[What the exercise asks] From the listing, collect all lines containing the word "Cerca".

[Provided information]
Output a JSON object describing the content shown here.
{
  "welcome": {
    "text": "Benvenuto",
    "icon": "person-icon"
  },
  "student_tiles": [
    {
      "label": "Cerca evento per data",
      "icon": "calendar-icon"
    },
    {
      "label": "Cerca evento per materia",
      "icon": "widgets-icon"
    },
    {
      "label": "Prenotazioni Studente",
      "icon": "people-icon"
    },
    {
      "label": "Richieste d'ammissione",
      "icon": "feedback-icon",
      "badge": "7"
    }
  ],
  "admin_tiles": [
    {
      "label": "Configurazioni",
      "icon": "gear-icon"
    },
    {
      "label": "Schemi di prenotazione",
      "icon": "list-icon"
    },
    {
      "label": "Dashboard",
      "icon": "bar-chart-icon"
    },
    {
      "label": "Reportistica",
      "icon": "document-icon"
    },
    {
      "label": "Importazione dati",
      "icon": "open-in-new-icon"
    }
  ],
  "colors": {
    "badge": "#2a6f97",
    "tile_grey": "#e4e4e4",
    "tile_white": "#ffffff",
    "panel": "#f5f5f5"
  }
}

[Written response]
      "label": "Cerca evento per data",
      "label": "Cerca evento per materia",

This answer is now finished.